-- start --

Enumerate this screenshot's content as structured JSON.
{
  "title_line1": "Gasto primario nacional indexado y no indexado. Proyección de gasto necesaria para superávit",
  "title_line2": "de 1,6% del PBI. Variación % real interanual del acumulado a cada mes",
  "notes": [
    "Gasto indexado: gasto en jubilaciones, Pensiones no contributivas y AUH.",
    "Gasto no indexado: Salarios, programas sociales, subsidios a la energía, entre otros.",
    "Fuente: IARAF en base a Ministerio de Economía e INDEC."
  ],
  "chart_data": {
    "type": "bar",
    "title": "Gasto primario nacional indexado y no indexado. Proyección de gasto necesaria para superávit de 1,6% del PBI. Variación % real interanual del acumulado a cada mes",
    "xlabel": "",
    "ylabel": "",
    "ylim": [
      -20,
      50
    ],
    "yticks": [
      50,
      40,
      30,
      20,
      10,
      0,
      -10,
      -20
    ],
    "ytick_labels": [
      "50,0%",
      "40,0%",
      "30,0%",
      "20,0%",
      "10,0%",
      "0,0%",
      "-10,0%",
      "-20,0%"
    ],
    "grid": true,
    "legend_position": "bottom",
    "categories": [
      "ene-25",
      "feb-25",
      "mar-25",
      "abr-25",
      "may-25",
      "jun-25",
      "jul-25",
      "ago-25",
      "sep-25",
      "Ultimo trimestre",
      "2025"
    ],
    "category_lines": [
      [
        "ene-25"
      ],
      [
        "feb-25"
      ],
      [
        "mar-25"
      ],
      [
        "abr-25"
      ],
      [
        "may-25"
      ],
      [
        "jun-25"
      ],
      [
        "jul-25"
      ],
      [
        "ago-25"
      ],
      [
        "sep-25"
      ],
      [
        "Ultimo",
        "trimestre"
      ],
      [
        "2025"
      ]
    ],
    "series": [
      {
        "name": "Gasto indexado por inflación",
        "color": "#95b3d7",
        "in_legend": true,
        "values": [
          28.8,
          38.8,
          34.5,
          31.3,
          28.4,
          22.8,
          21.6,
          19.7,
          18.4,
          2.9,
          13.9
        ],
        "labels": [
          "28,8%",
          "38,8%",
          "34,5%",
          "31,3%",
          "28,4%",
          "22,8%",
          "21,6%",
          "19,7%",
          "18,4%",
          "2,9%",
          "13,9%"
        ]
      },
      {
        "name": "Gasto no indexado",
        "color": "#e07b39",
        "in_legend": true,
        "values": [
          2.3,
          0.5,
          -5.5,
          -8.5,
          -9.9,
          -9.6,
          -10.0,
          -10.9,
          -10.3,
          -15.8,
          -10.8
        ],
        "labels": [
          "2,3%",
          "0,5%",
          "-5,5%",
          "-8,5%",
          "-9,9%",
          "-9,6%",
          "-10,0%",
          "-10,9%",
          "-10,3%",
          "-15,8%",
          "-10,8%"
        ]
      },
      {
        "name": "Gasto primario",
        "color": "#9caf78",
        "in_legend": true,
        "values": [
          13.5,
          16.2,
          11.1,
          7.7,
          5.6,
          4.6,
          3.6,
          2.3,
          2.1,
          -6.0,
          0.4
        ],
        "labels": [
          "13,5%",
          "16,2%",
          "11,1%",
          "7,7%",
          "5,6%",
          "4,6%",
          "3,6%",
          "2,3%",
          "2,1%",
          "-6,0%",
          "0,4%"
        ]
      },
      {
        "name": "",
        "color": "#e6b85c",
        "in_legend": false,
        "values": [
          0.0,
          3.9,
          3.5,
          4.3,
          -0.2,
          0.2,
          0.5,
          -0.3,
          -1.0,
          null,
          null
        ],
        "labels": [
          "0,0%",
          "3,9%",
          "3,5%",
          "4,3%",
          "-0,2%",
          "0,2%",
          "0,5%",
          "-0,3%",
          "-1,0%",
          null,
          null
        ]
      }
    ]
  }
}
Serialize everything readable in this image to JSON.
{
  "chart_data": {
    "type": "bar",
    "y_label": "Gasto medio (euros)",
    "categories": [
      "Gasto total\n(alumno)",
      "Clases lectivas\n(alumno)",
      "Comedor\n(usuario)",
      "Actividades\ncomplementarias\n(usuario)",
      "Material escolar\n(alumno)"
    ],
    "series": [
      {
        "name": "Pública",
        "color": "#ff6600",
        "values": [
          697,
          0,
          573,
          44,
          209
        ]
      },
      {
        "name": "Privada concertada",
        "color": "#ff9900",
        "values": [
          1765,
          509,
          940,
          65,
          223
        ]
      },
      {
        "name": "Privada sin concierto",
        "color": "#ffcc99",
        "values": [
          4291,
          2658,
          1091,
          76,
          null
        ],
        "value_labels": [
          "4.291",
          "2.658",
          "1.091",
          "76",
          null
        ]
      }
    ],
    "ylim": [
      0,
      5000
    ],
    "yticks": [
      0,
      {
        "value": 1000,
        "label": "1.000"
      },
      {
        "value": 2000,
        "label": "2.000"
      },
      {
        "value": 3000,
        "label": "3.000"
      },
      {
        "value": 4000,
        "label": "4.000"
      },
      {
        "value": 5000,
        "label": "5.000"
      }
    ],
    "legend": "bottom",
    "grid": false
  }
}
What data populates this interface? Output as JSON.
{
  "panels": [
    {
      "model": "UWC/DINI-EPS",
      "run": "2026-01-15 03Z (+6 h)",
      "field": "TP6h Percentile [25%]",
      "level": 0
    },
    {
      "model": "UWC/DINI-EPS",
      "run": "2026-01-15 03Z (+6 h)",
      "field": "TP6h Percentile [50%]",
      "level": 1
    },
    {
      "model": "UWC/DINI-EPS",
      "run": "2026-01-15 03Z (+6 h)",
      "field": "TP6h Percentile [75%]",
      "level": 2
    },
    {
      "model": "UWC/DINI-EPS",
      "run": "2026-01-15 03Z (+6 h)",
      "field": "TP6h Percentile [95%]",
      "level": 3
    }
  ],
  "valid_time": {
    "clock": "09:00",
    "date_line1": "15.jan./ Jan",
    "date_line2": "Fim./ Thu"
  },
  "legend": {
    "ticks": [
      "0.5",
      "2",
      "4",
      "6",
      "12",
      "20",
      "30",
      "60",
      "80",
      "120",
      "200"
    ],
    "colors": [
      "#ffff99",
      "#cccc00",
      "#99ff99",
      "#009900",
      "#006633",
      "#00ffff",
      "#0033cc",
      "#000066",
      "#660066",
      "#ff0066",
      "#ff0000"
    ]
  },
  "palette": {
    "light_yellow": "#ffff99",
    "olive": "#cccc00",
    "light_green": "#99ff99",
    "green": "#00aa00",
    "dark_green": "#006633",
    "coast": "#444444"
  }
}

-- end --

▶ TASK
Check each line of the entries for the string "field". Copy the lines that have it.

▶ TASK ANSWER
      "field": "TP6h Percentile [25%]",
      "field": "TP6h Percentile [50%]",
      "field": "TP6h Percentile [75%]",
      "field": "TP6h Percentile [95%]",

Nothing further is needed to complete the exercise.